DESCRIPTION OF THE TASK:
Write out the material again exactly, please, and omit the pictures.
--- Begin DATA PROVIDED ---
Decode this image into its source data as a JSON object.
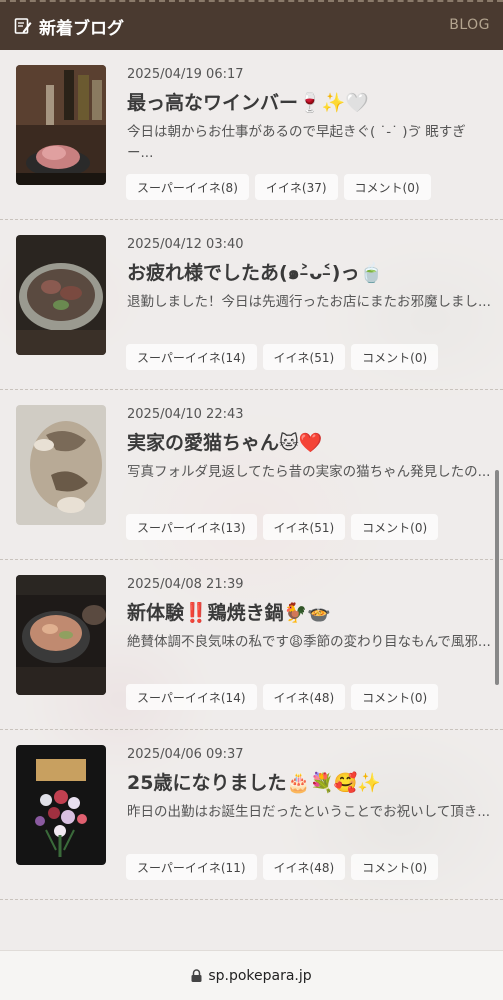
{
  "header": {
    "title": "新着ブログ",
    "blog_link": "BLOG",
    "icon": "memo-icon"
  },
  "posts": [
    {
      "date": "2025/04/19 06:17",
      "title": "最っ高なワインバー🍷✨🤍",
      "excerpt": "今日は朝からお仕事があるので早起きぐ( ˙-˙ )ゔ 眠すぎー...",
      "super_like": "スーパーイイネ(8)",
      "like": "イイネ(37)",
      "comment": "コメント(0)",
      "thumb": "wine-bar-photo"
    },
    {
      "date": "2025/04/12 03:40",
      "title": "お疲れ様でしたあ(๑˃̵ᴗ˂̵)っ🍵",
      "excerpt": "退勤しました！今日は先週行ったお店にまたお邪魔しまし...",
      "super_like": "スーパーイイネ(14)",
      "like": "イイネ(51)",
      "comment": "コメント(0)",
      "thumb": "grill-photo"
    },
    {
      "date": "2025/04/10 22:43",
      "title": "実家の愛猫ちゃん🐱❤️",
      "excerpt": "写真フォルダ見返してたら昔の実家の猫ちゃん発見したの...",
      "super_like": "スーパーイイネ(13)",
      "like": "イイネ(51)",
      "comment": "コメント(0)",
      "thumb": "cat-photo"
    },
    {
      "date": "2025/04/08 21:39",
      "title": "新体験‼️鶏焼き鍋🐓🍲",
      "excerpt": "絶賛体調不良気味の私です😩季節の変わり目なもんで風邪...",
      "super_like": "スーパーイイネ(14)",
      "like": "イイネ(48)",
      "comment": "コメント(0)",
      "thumb": "chicken-hotpot-photo"
    },
    {
      "date": "2025/04/06 09:37",
      "title": "25歳になりました🎂💐🥰✨",
      "excerpt": "昨日の出勤はお誕生日だったということでお祝いして頂き...",
      "super_like": "スーパーイイネ(11)",
      "like": "イイネ(48)",
      "comment": "コメント(0)",
      "thumb": "birthday-flowers-photo"
    }
  ],
  "browser": {
    "url": "sp.pokepara.jp",
    "icon": "lock-icon"
  }
}
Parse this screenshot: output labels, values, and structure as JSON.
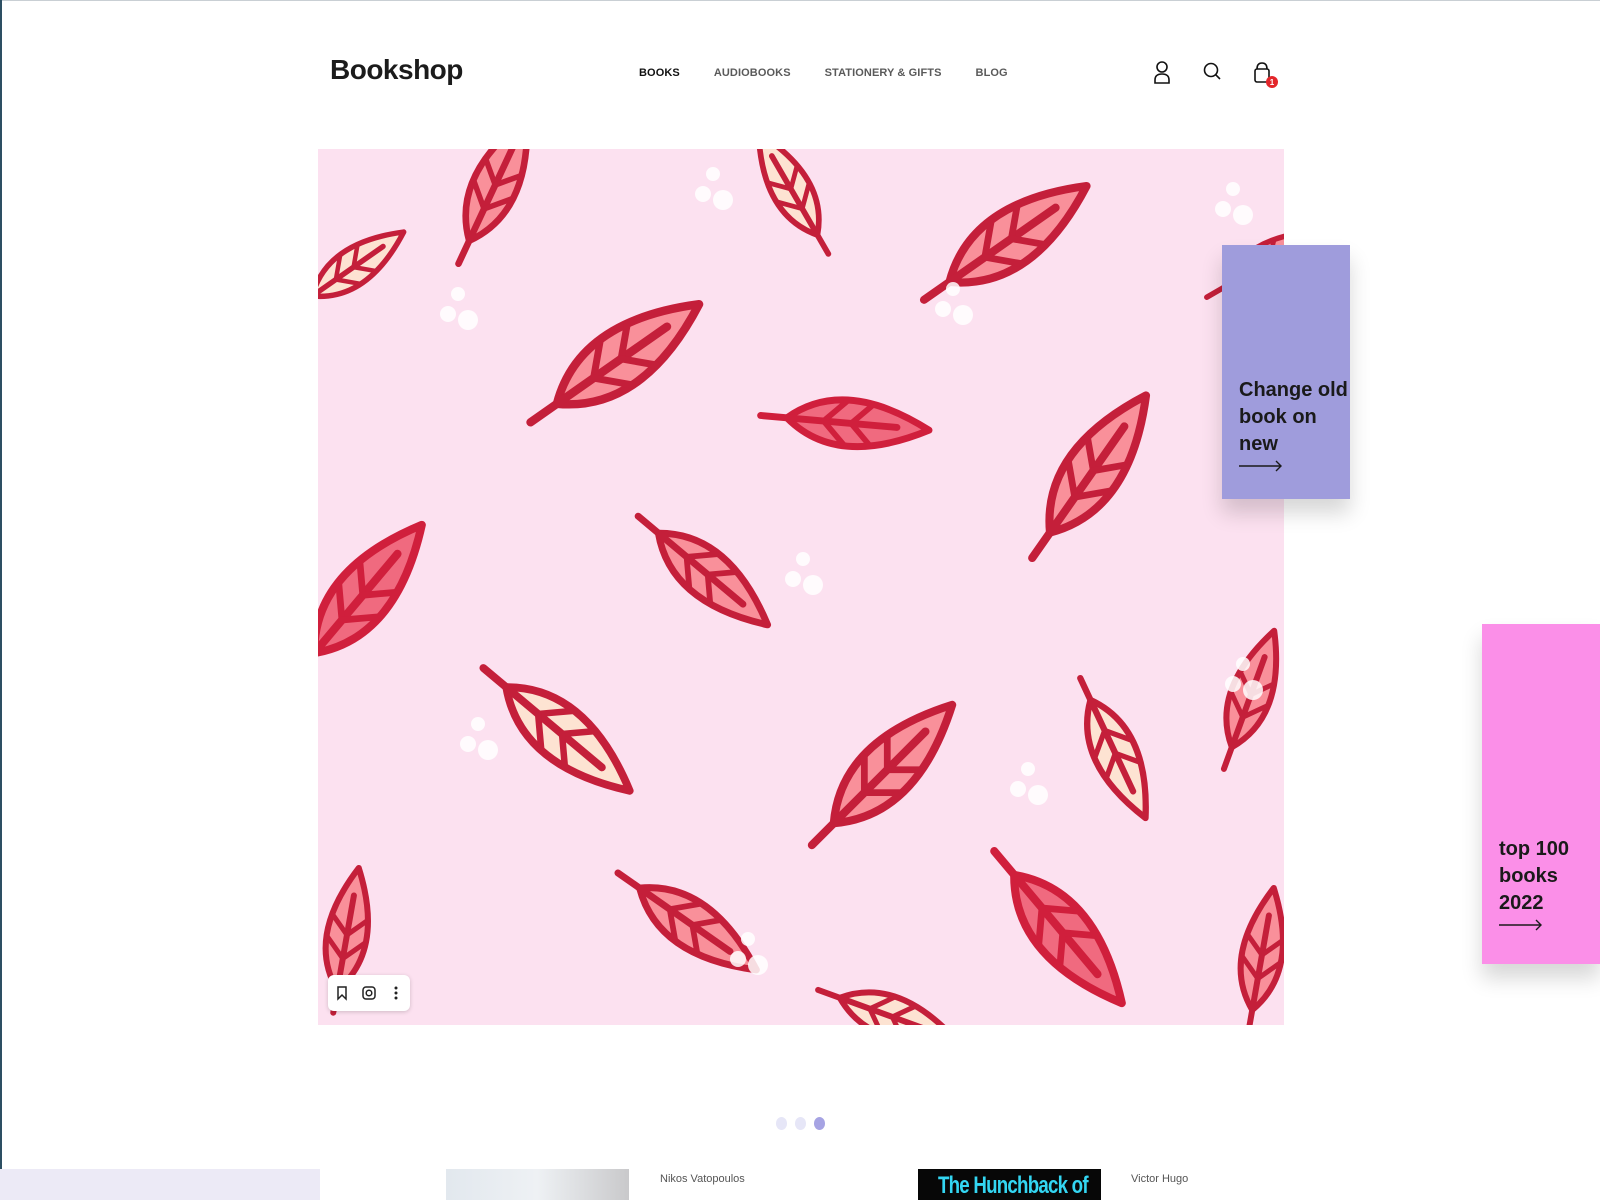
{
  "header": {
    "logo": "Bookshop",
    "nav": [
      {
        "label": "BOOKS",
        "active": true
      },
      {
        "label": "AUDIOBOOKS",
        "active": false
      },
      {
        "label": "STATIONERY & GIFTS",
        "active": false
      },
      {
        "label": "BLOG",
        "active": false
      }
    ],
    "icons": [
      "user-icon",
      "search-icon",
      "bag-icon"
    ],
    "cart_count": "1"
  },
  "hero": {
    "image": "pink leaf pattern",
    "toolbar_icons": [
      "bookmark-icon",
      "lens-icon",
      "more-icon"
    ]
  },
  "promos": [
    {
      "text_lines": [
        "Change old",
        "book on",
        "new"
      ],
      "color": "#9f9cdc"
    },
    {
      "text_lines": [
        "top 100",
        "books",
        "2022"
      ],
      "color": "#fb8fe8"
    }
  ],
  "carousel": {
    "count": 3,
    "active_index": 2
  },
  "books": [
    {
      "author": "Nikos Vatopoulos"
    },
    {
      "author": "Victor Hugo",
      "cover_text": "The Hunchback of"
    }
  ],
  "colors": {
    "accent": "#a6a3e3",
    "hero_bg": "#fce1f0",
    "leaf_red": "#d4223c",
    "leaf_fill": "#f9858f",
    "leaf_light": "#fde4d4"
  }
}
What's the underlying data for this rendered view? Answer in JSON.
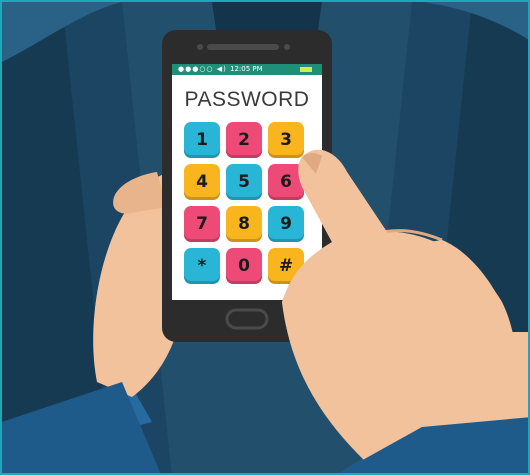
{
  "screen": {
    "title": "PASSWORD",
    "status_time": "12:05 PM",
    "status_dots": "●●●○○ ◀)"
  },
  "keypad": {
    "keys": [
      {
        "label": "1",
        "color": "#29b5d6"
      },
      {
        "label": "2",
        "color": "#ee4a78"
      },
      {
        "label": "3",
        "color": "#f8b51e"
      },
      {
        "label": "4",
        "color": "#f8b51e"
      },
      {
        "label": "5",
        "color": "#29b5d6"
      },
      {
        "label": "6",
        "color": "#ee4a78"
      },
      {
        "label": "7",
        "color": "#ee4a78"
      },
      {
        "label": "8",
        "color": "#f8b51e"
      },
      {
        "label": "9",
        "color": "#29b5d6"
      },
      {
        "label": "*",
        "color": "#29b5d6"
      },
      {
        "label": "0",
        "color": "#ee4a78"
      },
      {
        "label": "#",
        "color": "#f8b51e"
      }
    ]
  },
  "colors": {
    "background_dark": "#163a52",
    "background_light": "#1d4d6a",
    "suit": "#1e4d7a",
    "skin": "#f2c29c",
    "skin_shadow": "#e0a982",
    "phone_body": "#2c2c2c",
    "frame_border": "#1aa9b8"
  }
}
--- End DATA PROVIDED ---
SOLUTION TO THIS EXERCISE:
Decode this image into its source data as a JSON object.
{
  "header": {
    "title": "新着ブログ",
    "blog_link": "BLOG",
    "icon": "memo-icon"
  },
  "posts": [
    {
      "date": "2025/04/19 06:17",
      "title": "最っ高なワインバー🍷✨🤍",
      "excerpt": "今日は朝からお仕事があるので早起きぐ( ˙-˙ )ゔ 眠すぎー...",
      "super_like": "スーパーイイネ(8)",
      "like": "イイネ(37)",
      "comment": "コメント(0)",
      "thumb": "wine-bar-photo"
    },
    {
      "date": "2025/04/12 03:40",
      "title": "お疲れ様でしたあ(๑˃̵ᴗ˂̵)っ🍵",
      "excerpt": "退勤しました！今日は先週行ったお店にまたお邪魔しまし...",
      "super_like": "スーパーイイネ(14)",
      "like": "イイネ(51)",
      "comment": "コメント(0)",
      "thumb": "grill-photo"
    },
    {
      "date": "2025/04/10 22:43",
      "title": "実家の愛猫ちゃん🐱❤️",
      "excerpt": "写真フォルダ見返してたら昔の実家の猫ちゃん発見したの...",
      "super_like": "スーパーイイネ(13)",
      "like": "イイネ(51)",
      "comment": "コメント(0)",
      "thumb": "cat-photo"
    },
    {
      "date": "2025/04/08 21:39",
      "title": "新体験‼️鶏焼き鍋🐓🍲",
      "excerpt": "絶賛体調不良気味の私です😩季節の変わり目なもんで風邪...",
      "super_like": "スーパーイイネ(14)",
      "like": "イイネ(48)",
      "comment": "コメント(0)",
      "thumb": "chicken-hotpot-photo"
    },
    {
      "date": "2025/04/06 09:37",
      "title": "25歳になりました🎂💐🥰✨",
      "excerpt": "昨日の出勤はお誕生日だったということでお祝いして頂き...",
      "super_like": "スーパーイイネ(11)",
      "like": "イイネ(48)",
      "comment": "コメント(0)",
      "thumb": "birthday-flowers-photo"
    }
  ],
  "browser": {
    "url": "sp.pokepara.jp",
    "icon": "lock-icon"
  }
}
Parse this screenshot: output labels, values, and structure as JSON.
{
  "header": {
    "logo": "Bookshop",
    "nav": [
      {
        "label": "BOOKS",
        "active": true
      },
      {
        "label": "AUDIOBOOKS",
        "active": false
      },
      {
        "label": "STATIONERY & GIFTS",
        "active": false
      },
      {
        "label": "BLOG",
        "active": false
      }
    ],
    "icons": [
      "user-icon",
      "search-icon",
      "bag-icon"
    ],
    "cart_count": "1"
  },
  "hero": {
    "image": "pink leaf pattern",
    "toolbar_icons": [
      "bookmark-icon",
      "lens-icon",
      "more-icon"
    ]
  },
  "promos": [
    {
      "text_lines": [
        "Change old",
        "book on",
        "new"
      ],
      "color": "#9f9cdc"
    },
    {
      "text_lines": [
        "top 100",
        "books",
        "2022"
      ],
      "color": "#fb8fe8"
    }
  ],
  "carousel": {
    "count": 3,
    "active_index": 2
  },
  "books": [
    {
      "author": "Nikos Vatopoulos"
    },
    {
      "author": "Victor Hugo",
      "cover_text": "The Hunchback of"
    }
  ],
  "colors": {
    "accent": "#a6a3e3",
    "hero_bg": "#fce1f0",
    "leaf_red": "#d4223c",
    "leaf_fill": "#f9858f",
    "leaf_light": "#fde4d4"
  }
}
What's the underlying data for this rendered view? Answer in JSON.
{
  "screen": {
    "title": "PASSWORD",
    "status_time": "12:05 PM",
    "status_dots": "●●●○○ ◀)"
  },
  "keypad": {
    "keys": [
      {
        "label": "1",
        "color": "#29b5d6"
      },
      {
        "label": "2",
        "color": "#ee4a78"
      },
      {
        "label": "3",
        "color": "#f8b51e"
      },
      {
        "label": "4",
        "color": "#f8b51e"
      },
      {
        "label": "5",
        "color": "#29b5d6"
      },
      {
        "label": "6",
        "color": "#ee4a78"
      },
      {
        "label": "7",
        "color": "#ee4a78"
      },
      {
        "label": "8",
        "color": "#f8b51e"
      },
      {
        "label": "9",
        "color": "#29b5d6"
      },
      {
        "label": "*",
        "color": "#29b5d6"
      },
      {
        "label": "0",
        "color": "#ee4a78"
      },
      {
        "label": "#",
        "color": "#f8b51e"
      }
    ]
  },
  "colors": {
    "background_dark": "#163a52",
    "background_light": "#1d4d6a",
    "suit": "#1e4d7a",
    "skin": "#f2c29c",
    "skin_shadow": "#e0a982",
    "phone_body": "#2c2c2c",
    "frame_border": "#1aa9b8"
  }
}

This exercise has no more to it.